Bring together all lines of the material below that contain the string "urotelial".

[Stored records]
+++
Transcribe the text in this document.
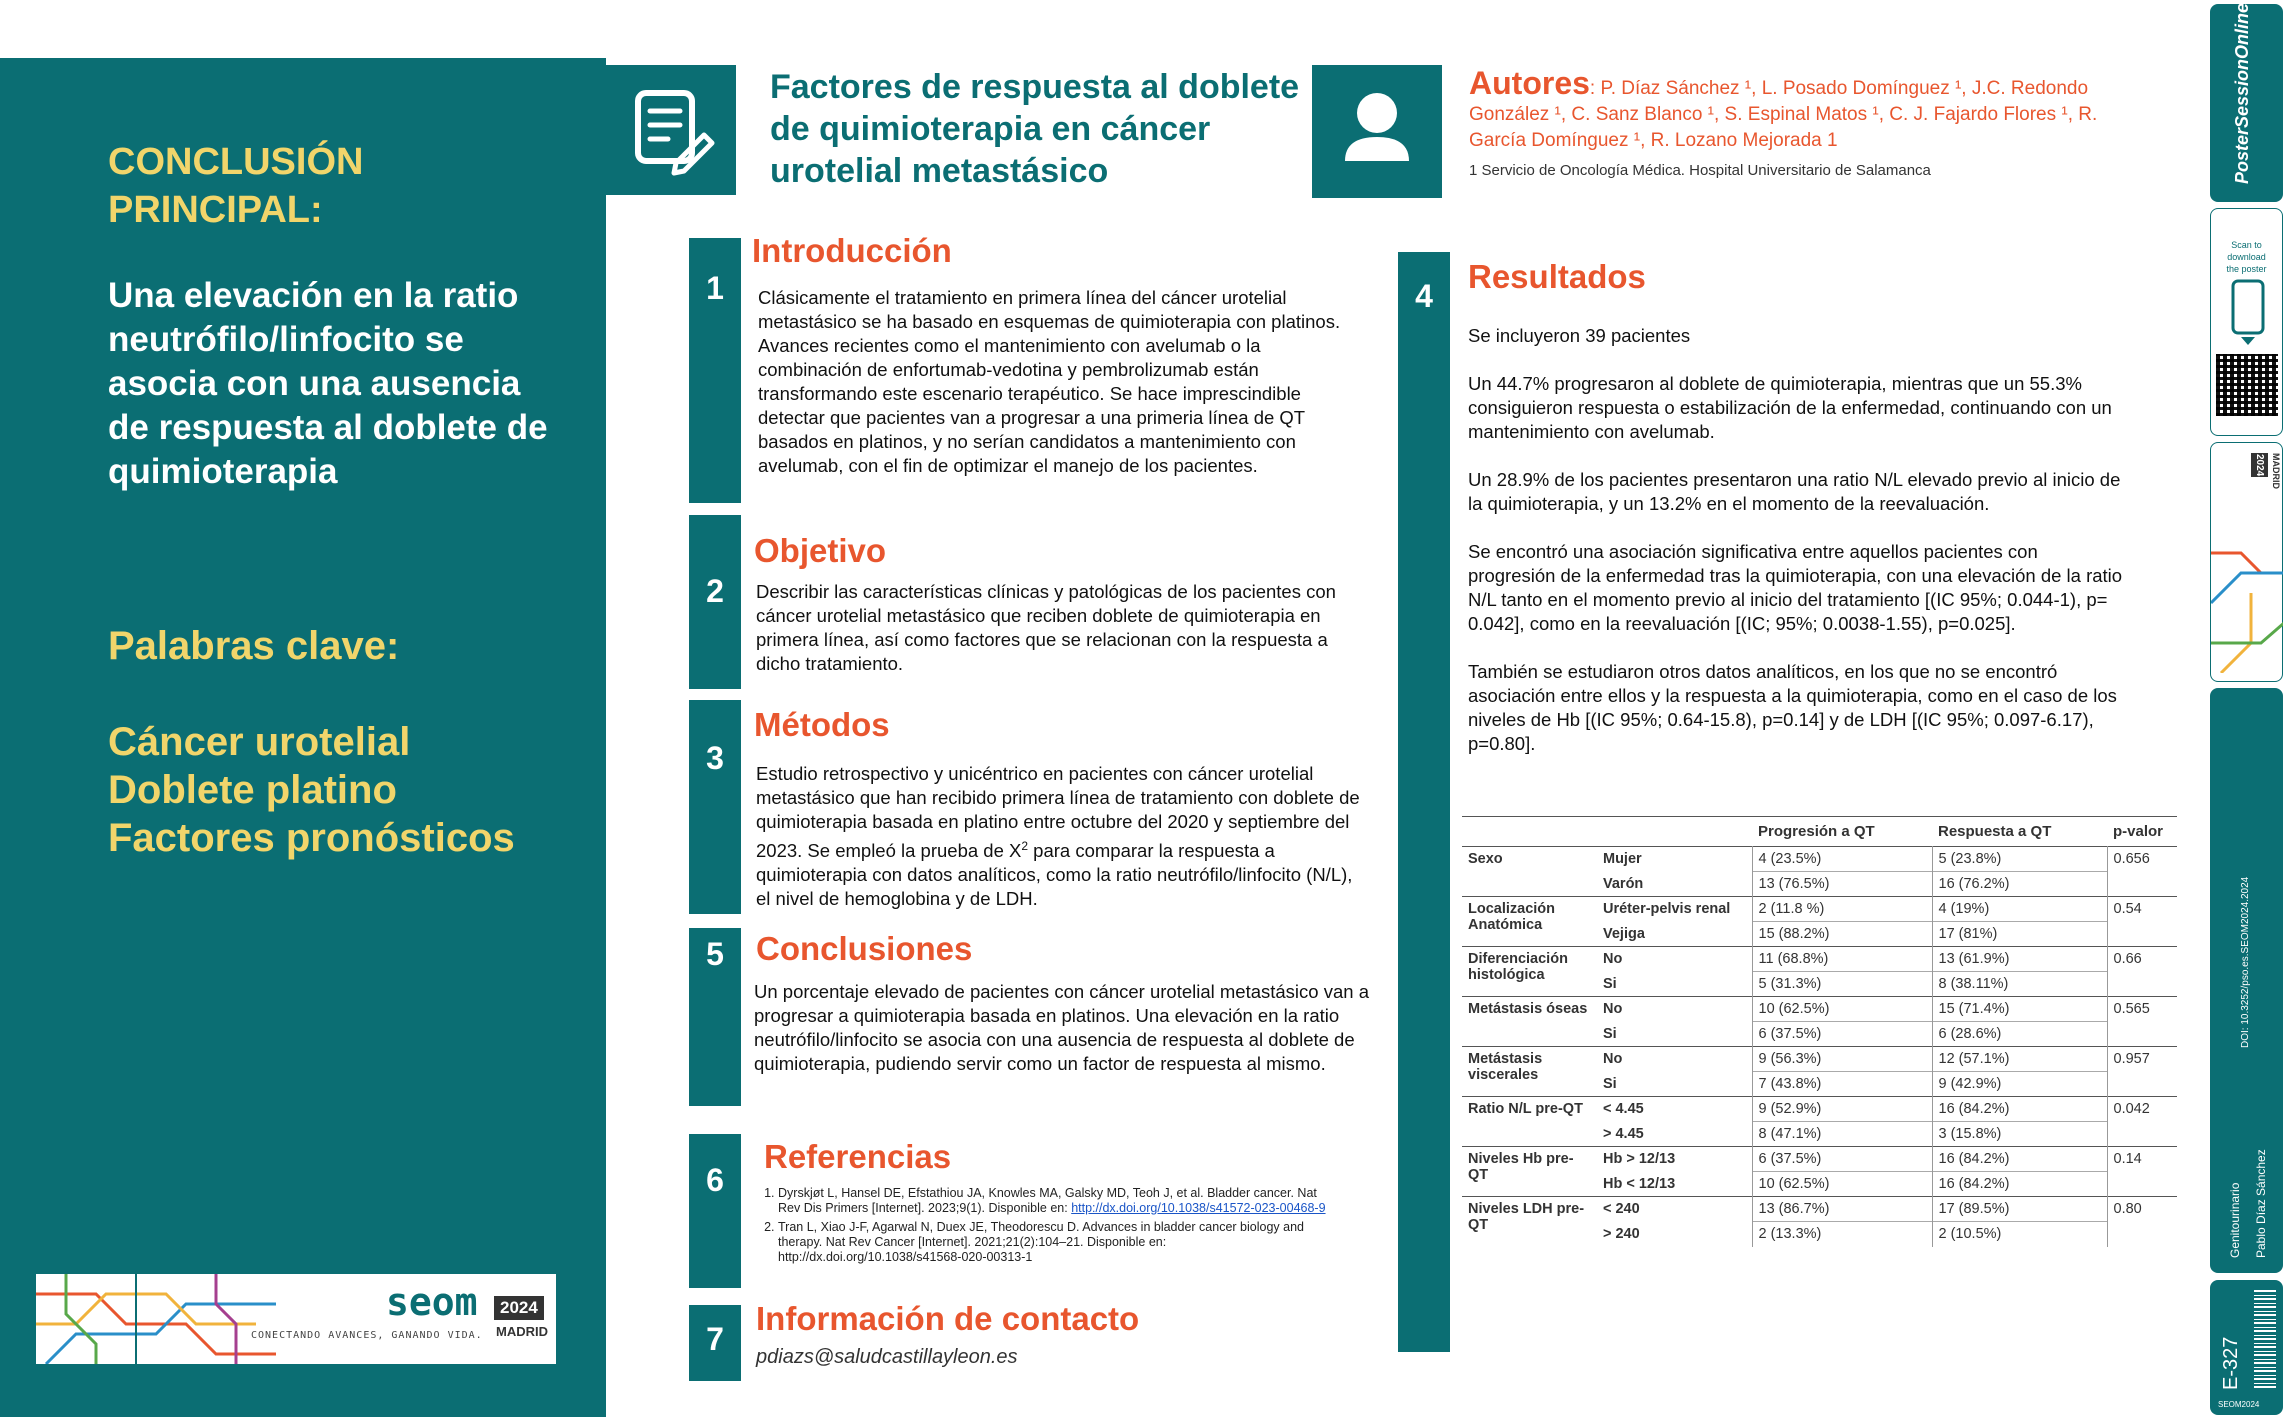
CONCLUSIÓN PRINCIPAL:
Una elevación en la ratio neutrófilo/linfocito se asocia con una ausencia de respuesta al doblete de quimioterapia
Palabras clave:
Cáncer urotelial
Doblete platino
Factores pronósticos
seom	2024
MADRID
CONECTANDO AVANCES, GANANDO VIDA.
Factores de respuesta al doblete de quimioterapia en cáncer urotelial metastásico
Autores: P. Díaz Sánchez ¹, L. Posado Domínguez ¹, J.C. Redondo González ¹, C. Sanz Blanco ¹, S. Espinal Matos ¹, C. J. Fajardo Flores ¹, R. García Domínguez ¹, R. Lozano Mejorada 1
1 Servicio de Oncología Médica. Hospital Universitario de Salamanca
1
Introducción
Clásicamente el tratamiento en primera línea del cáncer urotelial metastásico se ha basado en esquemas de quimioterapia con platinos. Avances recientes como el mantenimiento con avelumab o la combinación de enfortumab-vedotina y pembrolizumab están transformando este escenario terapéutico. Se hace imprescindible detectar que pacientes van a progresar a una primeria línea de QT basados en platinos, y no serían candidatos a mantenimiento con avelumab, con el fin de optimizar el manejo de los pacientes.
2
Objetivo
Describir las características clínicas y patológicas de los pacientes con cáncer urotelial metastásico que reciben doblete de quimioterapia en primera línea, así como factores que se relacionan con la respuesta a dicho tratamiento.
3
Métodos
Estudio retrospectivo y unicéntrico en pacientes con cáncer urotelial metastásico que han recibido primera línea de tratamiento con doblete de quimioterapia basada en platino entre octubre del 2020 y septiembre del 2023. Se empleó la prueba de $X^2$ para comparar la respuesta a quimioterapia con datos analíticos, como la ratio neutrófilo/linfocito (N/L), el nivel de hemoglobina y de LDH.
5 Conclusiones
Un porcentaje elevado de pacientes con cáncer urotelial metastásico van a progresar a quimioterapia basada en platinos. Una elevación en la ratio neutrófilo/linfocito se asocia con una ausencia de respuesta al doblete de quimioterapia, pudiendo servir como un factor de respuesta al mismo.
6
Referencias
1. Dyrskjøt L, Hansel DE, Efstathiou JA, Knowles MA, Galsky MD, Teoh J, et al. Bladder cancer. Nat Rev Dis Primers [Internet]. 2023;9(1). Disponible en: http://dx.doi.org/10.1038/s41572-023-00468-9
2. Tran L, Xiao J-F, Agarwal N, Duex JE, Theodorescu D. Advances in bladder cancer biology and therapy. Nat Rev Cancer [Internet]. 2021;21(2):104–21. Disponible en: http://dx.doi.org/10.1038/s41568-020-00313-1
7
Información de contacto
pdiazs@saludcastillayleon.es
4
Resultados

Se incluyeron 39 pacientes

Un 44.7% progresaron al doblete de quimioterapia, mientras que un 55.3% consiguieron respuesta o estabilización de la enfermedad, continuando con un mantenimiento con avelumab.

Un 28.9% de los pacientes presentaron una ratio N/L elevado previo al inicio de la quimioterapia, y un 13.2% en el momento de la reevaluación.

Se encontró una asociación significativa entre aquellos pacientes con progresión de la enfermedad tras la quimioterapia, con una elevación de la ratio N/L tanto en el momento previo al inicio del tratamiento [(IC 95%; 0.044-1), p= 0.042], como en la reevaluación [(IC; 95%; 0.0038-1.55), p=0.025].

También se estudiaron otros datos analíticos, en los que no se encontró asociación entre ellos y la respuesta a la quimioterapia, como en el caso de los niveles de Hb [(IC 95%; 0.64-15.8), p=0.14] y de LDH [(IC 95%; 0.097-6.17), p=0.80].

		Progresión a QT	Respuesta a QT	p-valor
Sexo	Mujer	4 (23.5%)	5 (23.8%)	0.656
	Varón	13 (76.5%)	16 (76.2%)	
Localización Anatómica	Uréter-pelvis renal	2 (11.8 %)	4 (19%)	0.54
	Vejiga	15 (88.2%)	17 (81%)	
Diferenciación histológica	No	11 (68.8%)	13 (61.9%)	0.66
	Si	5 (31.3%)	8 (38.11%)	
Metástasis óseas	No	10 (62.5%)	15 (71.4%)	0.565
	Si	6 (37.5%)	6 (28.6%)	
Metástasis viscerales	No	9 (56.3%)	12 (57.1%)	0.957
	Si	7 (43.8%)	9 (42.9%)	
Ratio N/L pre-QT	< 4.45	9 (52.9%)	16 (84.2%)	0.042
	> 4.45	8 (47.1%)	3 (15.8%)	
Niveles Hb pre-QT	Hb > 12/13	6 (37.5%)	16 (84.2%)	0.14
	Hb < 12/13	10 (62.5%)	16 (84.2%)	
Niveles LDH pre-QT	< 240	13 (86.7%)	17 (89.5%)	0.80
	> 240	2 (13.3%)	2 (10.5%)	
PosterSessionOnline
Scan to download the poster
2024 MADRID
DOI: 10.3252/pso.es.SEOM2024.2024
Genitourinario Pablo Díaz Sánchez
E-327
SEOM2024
+++
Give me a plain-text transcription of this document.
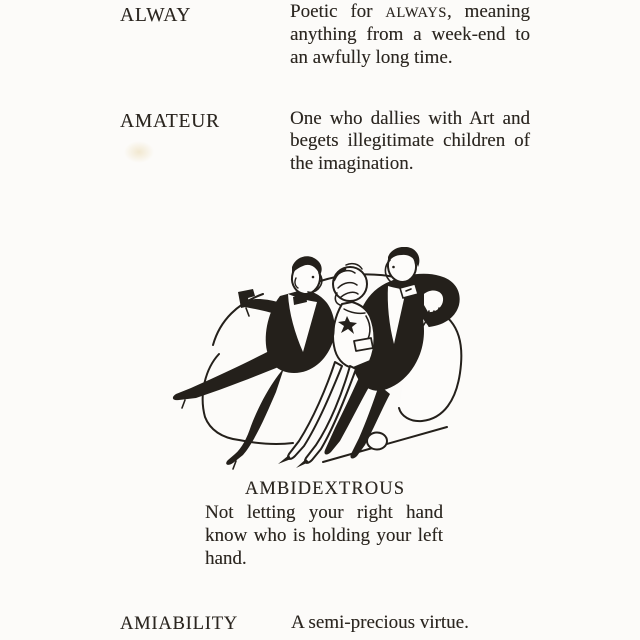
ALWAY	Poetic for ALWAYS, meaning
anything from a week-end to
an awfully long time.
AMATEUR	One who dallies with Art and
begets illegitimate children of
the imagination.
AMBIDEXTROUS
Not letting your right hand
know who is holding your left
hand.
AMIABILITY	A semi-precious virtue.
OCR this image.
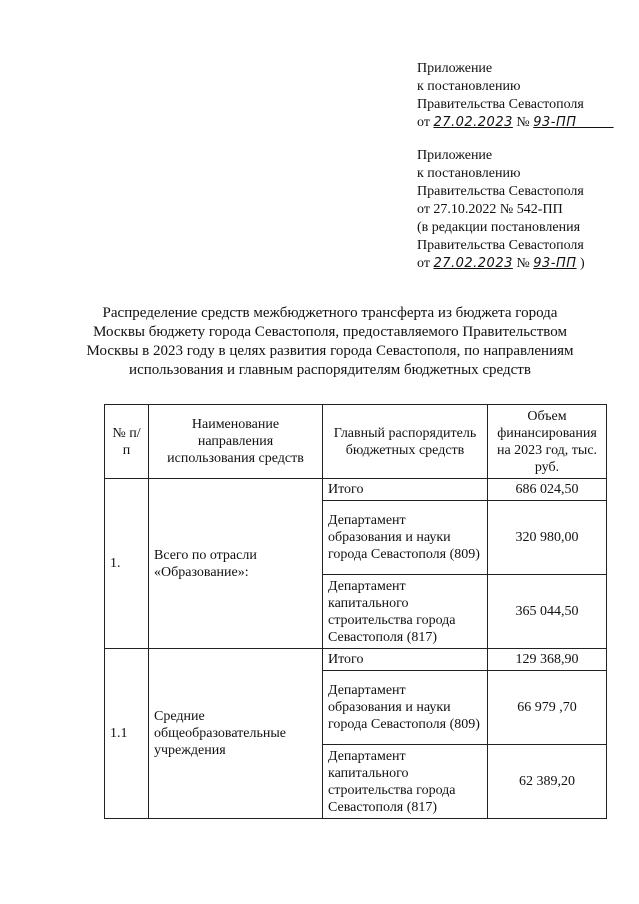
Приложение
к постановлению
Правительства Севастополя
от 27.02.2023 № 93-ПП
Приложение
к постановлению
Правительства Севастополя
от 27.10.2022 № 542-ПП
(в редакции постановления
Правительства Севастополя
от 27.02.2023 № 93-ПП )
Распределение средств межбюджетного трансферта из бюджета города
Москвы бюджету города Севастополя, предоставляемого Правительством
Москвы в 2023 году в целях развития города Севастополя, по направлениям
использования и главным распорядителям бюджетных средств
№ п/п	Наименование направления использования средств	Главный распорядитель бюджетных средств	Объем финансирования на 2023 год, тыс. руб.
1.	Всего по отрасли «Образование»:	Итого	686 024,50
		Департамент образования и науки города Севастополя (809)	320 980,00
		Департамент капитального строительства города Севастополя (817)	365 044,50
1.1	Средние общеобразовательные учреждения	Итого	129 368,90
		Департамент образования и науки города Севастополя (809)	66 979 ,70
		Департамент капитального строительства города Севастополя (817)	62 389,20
+++
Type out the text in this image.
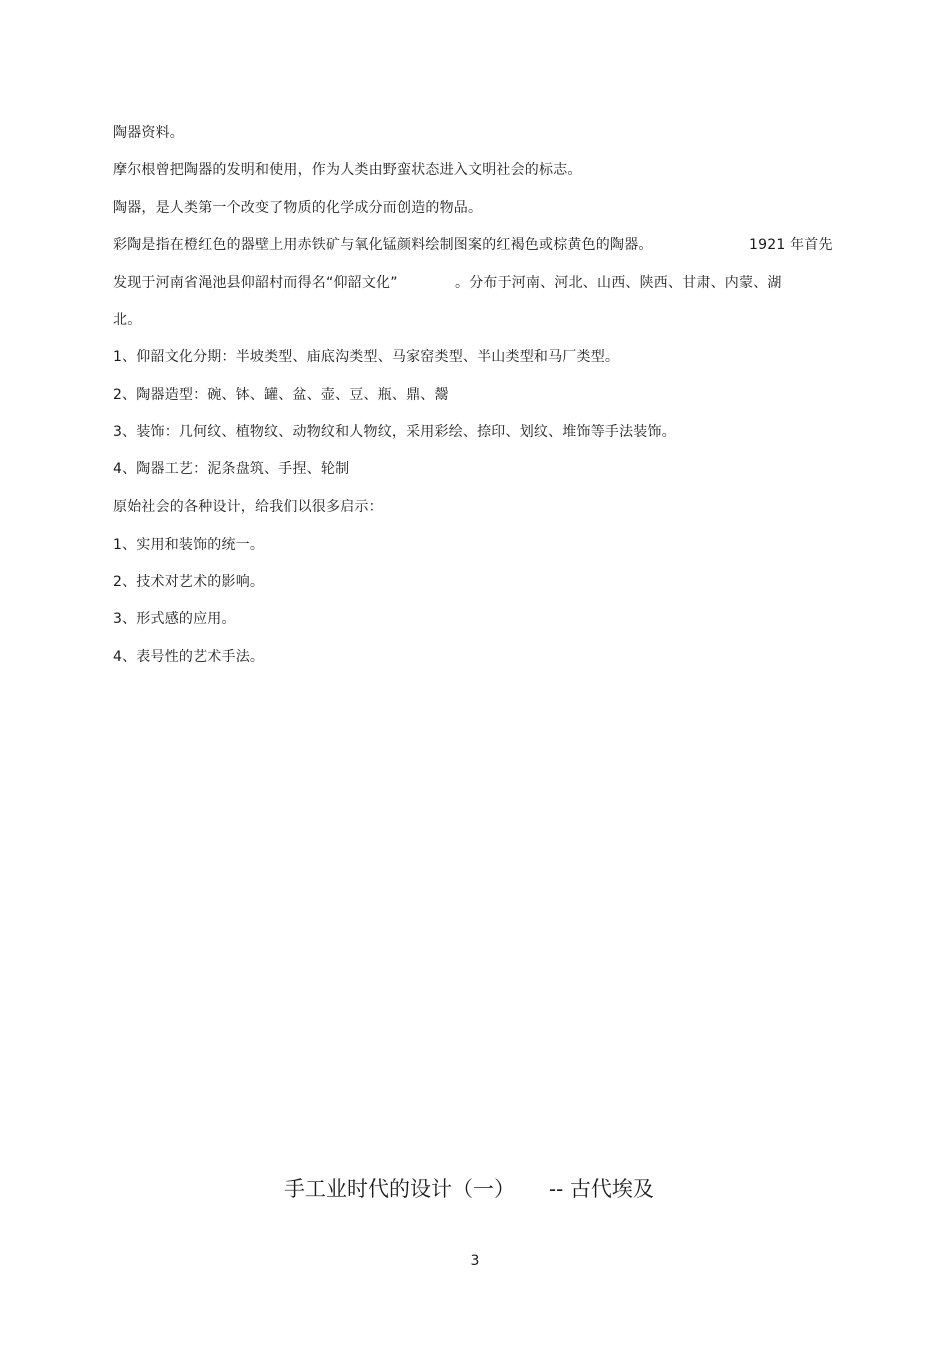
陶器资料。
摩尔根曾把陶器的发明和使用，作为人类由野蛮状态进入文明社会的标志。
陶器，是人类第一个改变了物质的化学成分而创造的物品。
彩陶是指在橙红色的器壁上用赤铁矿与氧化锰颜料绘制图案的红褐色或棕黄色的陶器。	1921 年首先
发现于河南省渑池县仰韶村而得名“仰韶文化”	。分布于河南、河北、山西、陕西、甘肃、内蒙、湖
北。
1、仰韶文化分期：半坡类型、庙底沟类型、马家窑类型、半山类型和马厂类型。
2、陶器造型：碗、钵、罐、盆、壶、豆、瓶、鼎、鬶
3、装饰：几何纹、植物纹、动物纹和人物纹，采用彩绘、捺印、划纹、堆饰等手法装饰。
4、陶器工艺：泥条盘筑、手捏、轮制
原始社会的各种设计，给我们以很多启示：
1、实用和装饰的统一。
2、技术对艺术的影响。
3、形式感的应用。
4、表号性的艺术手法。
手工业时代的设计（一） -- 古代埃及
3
+++
- ANSWER -
Cáncer urotelial
Factores de respuesta al doblete de quimioterapia en cáncer urotelial metastásico
Clásicamente el tratamiento en primera línea del cáncer urotelial metastásico se ha basado en esquemas de quimioterapia con platinos. Avances recientes como el mantenimiento con avelumab o la combinación de enfortumab-vedotina y pembrolizumab están transformando este escenario terapéutico. Se hace imprescindible detectar que pacientes van a progresar a una primeria línea de QT basados en platinos, y no serían candidatos a mantenimiento con avelumab, con el fin de optimizar el manejo de los pacientes.
Describir las características clínicas y patológicas de los pacientes con cáncer urotelial metastásico que reciben doblete de quimioterapia en primera línea, así como factores que se relacionan con la respuesta a dicho tratamiento.
Estudio retrospectivo y unicéntrico en pacientes con cáncer urotelial metastásico que han recibido primera línea de tratamiento con doblete de quimioterapia basada en platino entre octubre del 2020 y septiembre del 2023. Se empleó la prueba de $X^2$ para comparar la respuesta a quimioterapia con datos analíticos, como la ratio neutrófilo/linfocito (N/L), el nivel de hemoglobina y de LDH.
Un porcentaje elevado de pacientes con cáncer urotelial metastásico van a progresar a quimioterapia basada en platinos. Una elevación en la ratio neutrófilo/linfocito se asocia con una ausencia de respuesta al doblete de quimioterapia, pudiendo servir como un factor de respuesta al mismo.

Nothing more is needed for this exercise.